§ Your goal: Copy each line of the entries beneath that contains the word "Setup".

Data entries:
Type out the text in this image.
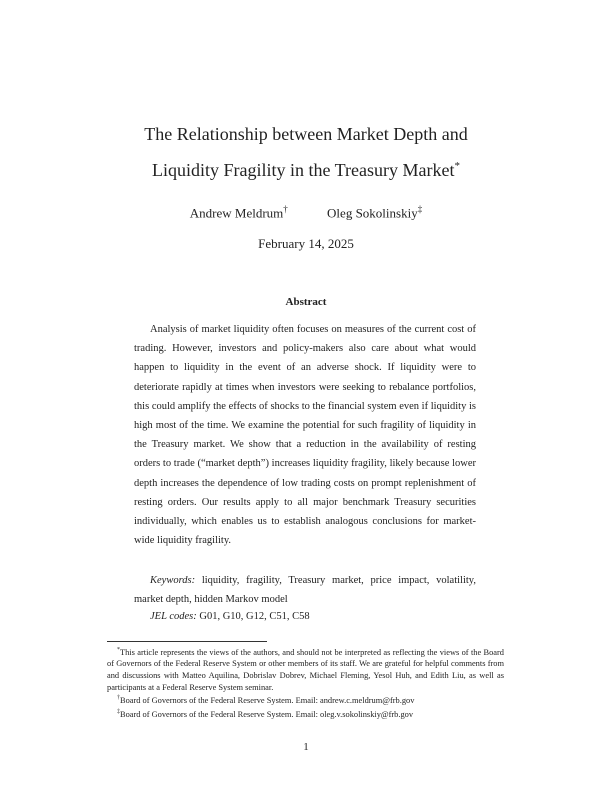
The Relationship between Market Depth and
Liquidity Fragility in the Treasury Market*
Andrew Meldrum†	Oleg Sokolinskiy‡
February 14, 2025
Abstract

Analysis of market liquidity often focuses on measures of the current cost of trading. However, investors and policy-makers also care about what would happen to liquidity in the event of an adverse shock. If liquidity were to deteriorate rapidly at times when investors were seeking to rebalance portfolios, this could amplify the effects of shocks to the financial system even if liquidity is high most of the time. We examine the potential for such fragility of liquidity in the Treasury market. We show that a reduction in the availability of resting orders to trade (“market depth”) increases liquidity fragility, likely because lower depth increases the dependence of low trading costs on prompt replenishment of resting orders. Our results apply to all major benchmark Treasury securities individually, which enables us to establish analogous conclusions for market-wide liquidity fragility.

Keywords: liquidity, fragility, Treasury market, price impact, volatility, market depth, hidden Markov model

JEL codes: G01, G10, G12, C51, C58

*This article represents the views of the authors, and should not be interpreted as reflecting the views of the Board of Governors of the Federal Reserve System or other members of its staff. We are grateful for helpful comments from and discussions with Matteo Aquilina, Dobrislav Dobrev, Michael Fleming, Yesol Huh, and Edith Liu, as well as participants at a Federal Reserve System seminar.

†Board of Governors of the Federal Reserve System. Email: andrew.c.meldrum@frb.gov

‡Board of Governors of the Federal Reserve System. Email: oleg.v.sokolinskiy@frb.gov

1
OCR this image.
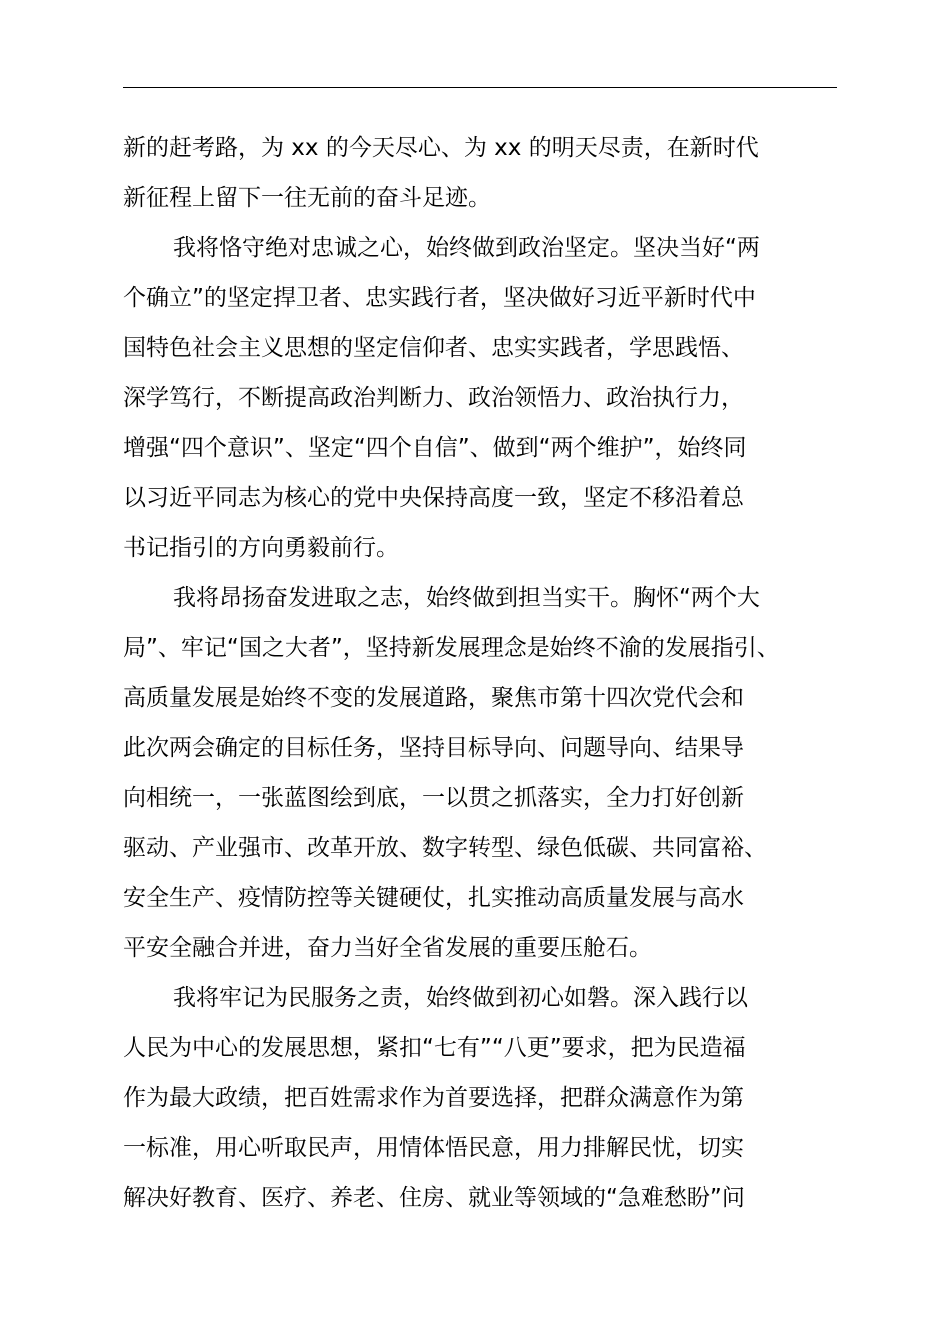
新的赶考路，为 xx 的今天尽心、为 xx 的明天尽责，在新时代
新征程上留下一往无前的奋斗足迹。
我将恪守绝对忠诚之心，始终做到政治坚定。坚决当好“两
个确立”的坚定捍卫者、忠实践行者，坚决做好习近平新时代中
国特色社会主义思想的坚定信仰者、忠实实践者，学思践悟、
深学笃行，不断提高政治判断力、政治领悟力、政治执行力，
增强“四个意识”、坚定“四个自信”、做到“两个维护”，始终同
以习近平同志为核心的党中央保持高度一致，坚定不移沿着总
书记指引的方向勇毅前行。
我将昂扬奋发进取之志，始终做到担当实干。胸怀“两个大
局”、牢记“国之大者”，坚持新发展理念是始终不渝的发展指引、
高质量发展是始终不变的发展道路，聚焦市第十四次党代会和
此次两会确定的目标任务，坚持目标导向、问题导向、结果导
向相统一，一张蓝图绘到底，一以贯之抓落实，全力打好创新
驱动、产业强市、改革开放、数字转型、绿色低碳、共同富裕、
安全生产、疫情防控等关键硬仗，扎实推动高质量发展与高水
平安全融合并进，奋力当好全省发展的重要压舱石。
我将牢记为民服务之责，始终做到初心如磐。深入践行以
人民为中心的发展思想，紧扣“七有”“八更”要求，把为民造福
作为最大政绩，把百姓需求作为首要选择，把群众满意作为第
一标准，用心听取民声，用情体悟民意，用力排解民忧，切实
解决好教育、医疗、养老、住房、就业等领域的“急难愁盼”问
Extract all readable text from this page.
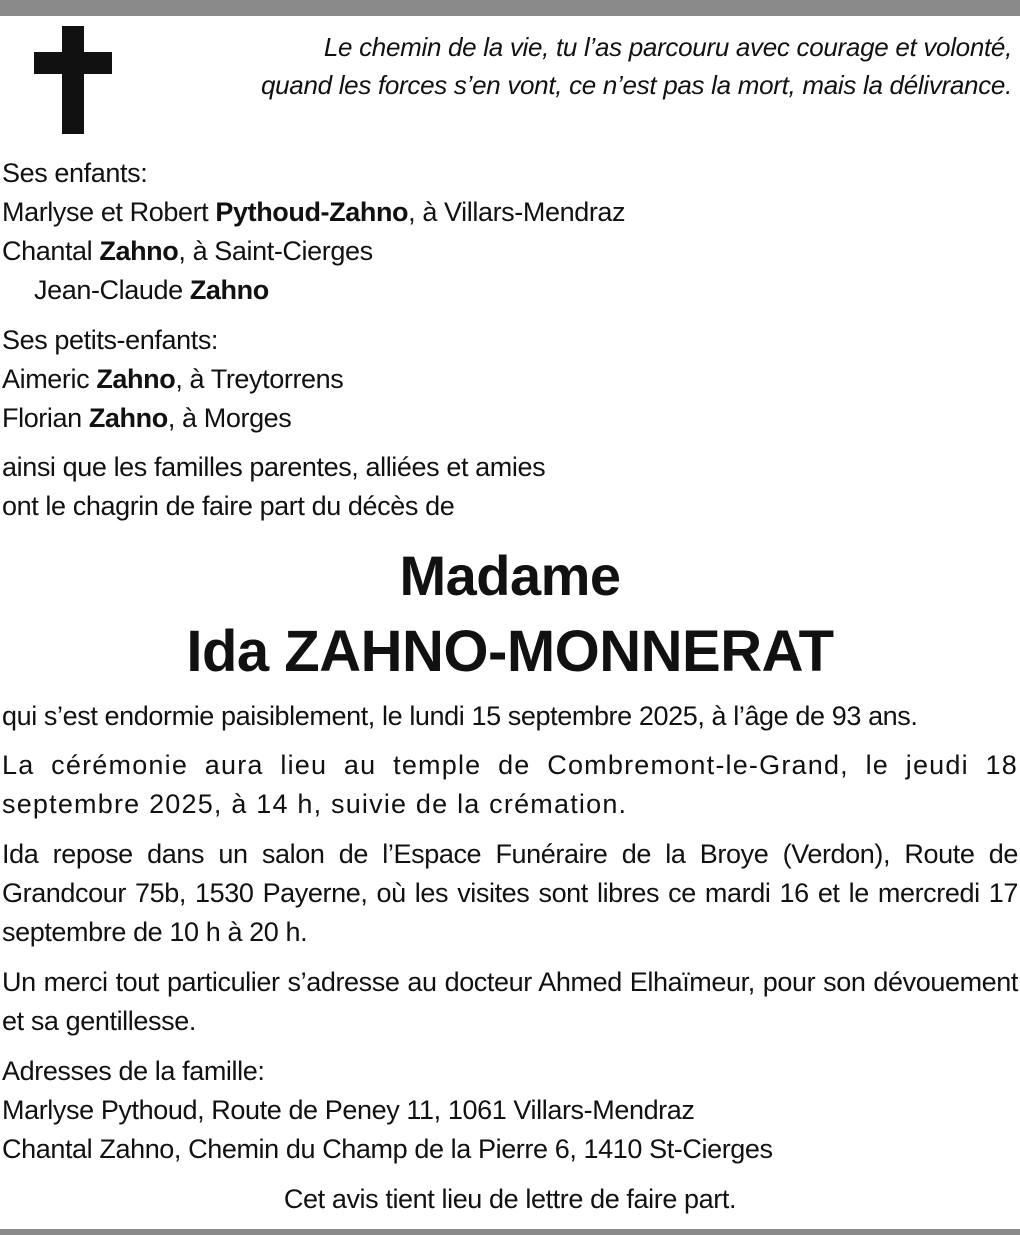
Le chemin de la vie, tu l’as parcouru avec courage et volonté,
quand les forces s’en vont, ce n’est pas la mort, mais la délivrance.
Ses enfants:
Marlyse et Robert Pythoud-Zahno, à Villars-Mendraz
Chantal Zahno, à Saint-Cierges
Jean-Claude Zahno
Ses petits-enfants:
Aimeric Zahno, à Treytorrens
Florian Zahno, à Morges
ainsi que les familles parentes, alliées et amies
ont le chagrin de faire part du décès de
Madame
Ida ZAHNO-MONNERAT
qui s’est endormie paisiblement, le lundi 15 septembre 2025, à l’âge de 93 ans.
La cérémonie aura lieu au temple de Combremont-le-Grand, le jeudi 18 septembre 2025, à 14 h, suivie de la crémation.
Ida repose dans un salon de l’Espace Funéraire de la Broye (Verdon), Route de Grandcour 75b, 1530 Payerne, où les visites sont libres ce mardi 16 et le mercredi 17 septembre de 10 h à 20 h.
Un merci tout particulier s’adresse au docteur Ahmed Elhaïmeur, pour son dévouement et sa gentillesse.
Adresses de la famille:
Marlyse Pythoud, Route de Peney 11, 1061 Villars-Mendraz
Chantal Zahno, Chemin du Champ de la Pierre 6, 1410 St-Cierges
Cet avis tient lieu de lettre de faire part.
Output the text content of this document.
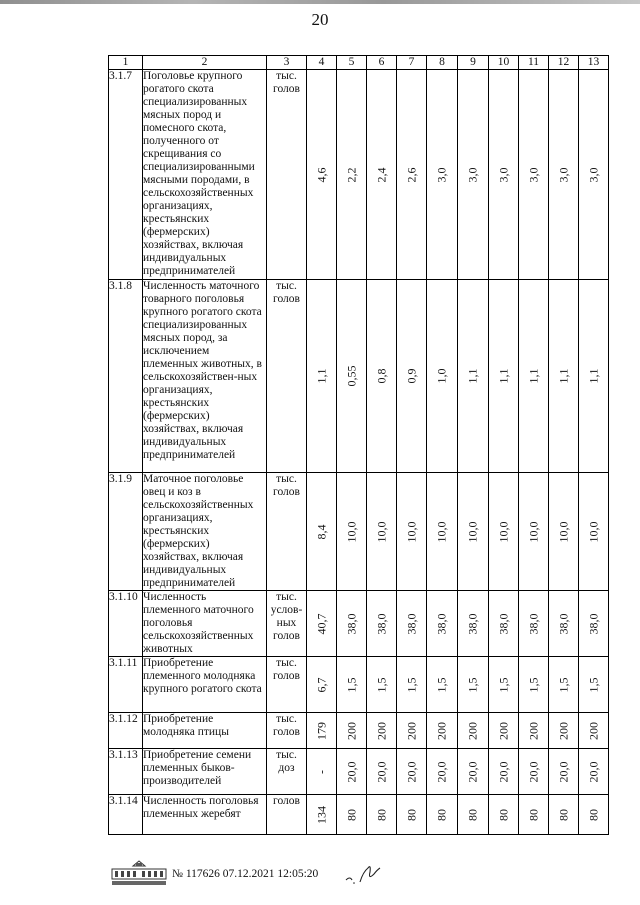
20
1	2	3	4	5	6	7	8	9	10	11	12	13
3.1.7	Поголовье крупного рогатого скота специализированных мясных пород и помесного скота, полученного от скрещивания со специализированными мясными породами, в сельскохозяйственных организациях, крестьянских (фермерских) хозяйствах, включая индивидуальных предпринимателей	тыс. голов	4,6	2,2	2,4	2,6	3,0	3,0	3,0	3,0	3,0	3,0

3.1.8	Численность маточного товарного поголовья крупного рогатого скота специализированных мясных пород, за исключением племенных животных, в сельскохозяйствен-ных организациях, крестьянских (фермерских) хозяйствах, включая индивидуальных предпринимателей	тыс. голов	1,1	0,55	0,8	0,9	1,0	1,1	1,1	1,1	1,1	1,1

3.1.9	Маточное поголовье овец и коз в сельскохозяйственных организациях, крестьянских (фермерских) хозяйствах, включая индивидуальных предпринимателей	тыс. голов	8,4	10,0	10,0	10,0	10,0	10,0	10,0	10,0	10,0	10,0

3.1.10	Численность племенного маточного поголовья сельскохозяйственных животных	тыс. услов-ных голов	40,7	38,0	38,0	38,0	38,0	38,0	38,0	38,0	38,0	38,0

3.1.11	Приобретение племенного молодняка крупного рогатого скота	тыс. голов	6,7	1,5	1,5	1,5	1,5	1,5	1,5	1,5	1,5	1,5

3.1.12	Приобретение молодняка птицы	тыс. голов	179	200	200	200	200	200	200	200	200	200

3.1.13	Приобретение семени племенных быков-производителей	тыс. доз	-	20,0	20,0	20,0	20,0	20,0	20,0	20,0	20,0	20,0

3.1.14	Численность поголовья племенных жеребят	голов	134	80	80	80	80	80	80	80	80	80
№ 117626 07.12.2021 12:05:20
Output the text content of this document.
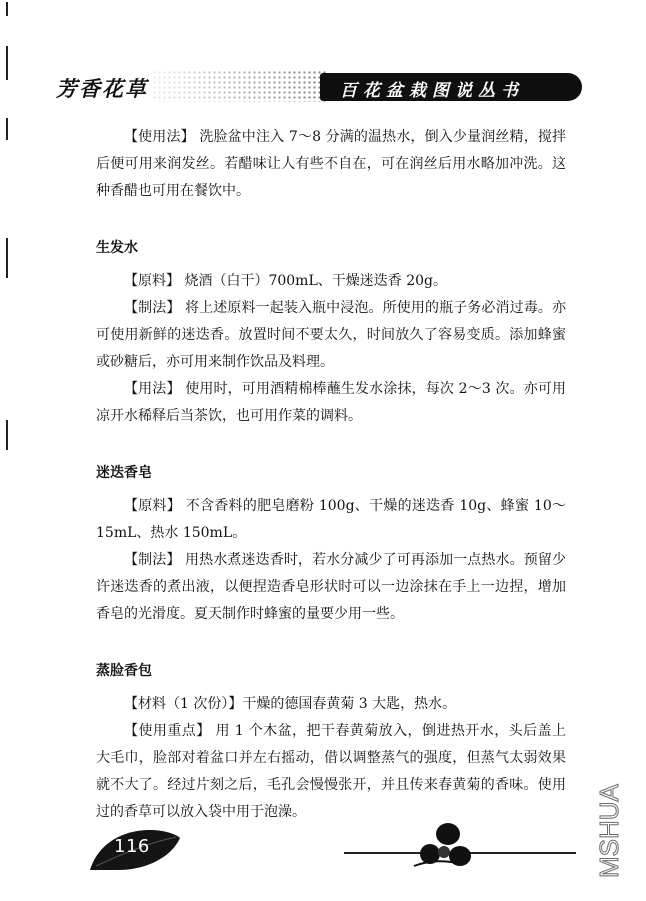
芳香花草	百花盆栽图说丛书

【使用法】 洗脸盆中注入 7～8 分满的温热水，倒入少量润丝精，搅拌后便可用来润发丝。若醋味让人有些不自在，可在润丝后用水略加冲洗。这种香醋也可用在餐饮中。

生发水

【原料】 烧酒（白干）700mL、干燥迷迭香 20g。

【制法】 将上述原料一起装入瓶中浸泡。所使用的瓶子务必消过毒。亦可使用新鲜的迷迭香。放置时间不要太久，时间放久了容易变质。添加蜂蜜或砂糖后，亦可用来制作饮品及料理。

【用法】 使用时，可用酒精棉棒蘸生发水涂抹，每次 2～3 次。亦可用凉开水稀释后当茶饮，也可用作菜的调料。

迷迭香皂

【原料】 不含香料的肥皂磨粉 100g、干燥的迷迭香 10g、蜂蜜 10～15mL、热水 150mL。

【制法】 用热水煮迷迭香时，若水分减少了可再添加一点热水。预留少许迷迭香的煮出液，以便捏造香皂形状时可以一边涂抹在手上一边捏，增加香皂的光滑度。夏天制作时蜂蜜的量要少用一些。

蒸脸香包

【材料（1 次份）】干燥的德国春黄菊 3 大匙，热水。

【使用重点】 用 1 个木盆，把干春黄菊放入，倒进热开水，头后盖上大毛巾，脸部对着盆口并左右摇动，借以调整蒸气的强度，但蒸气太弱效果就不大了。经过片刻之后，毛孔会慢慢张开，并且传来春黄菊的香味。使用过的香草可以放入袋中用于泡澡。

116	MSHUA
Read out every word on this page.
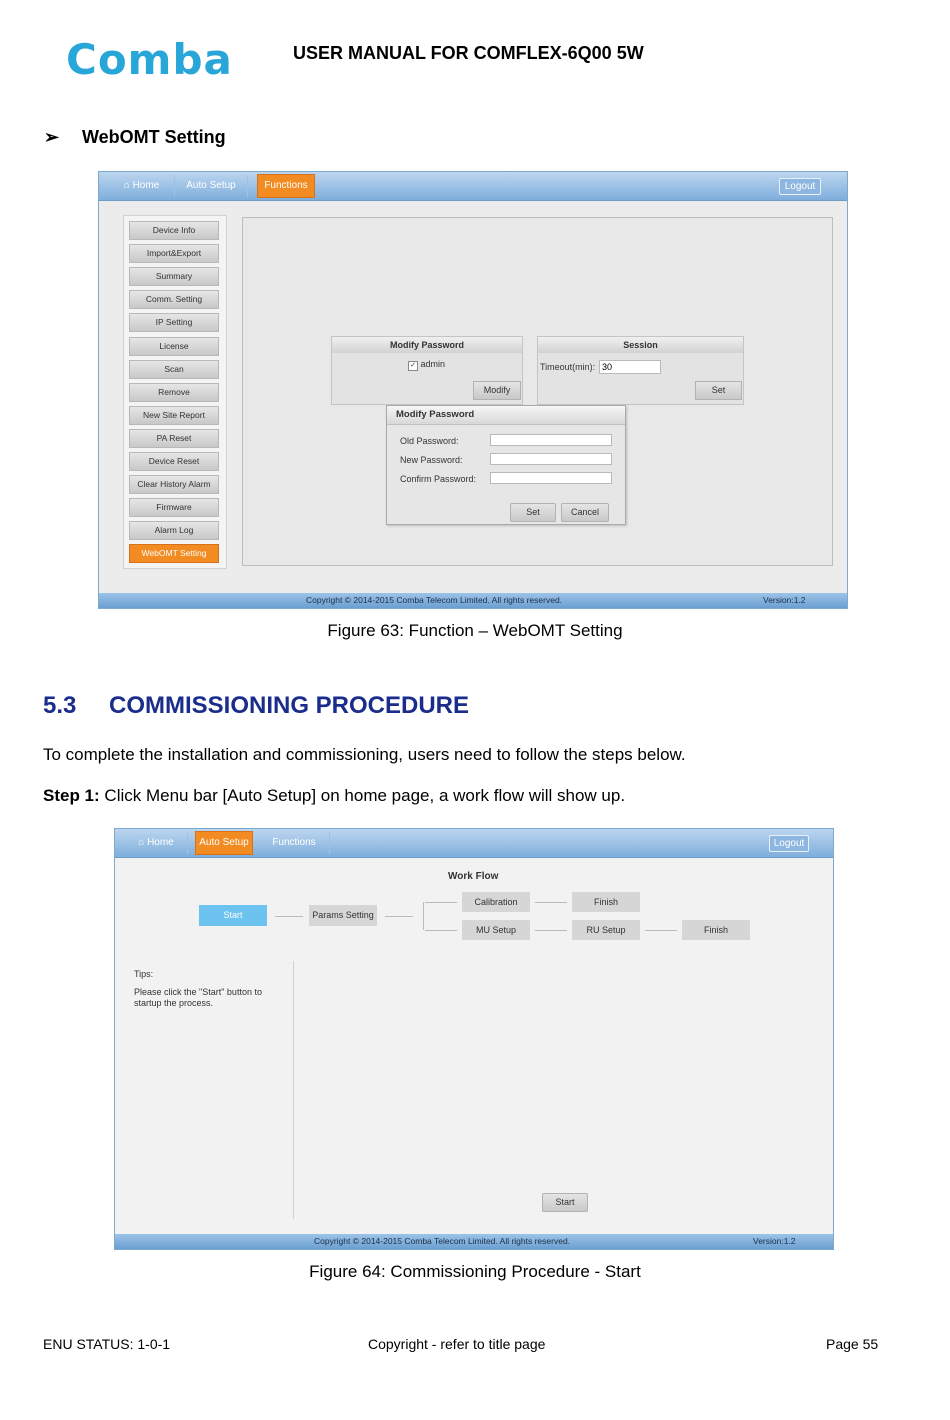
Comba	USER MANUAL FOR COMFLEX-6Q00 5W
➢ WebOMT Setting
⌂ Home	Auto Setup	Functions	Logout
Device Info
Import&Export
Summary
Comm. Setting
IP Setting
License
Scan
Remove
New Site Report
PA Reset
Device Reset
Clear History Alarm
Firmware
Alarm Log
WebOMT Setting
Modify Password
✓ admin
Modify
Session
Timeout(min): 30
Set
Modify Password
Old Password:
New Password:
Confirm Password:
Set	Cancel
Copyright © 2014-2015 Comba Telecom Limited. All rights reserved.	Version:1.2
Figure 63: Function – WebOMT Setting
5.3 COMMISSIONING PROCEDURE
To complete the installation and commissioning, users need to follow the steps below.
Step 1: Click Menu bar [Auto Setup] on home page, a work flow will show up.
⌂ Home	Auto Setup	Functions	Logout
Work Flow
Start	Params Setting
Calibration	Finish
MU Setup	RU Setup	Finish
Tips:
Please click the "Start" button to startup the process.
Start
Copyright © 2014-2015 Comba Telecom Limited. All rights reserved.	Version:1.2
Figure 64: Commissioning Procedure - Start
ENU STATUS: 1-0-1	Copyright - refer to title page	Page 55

§ Response:
⌂ Home	Auto Setup	Functions	Logout
Step 1: Click Menu bar [Auto Setup] on home page, a work flow will show up.
⌂ Home	Auto Setup	Functions	Logout
MU Setup	RU Setup	Finish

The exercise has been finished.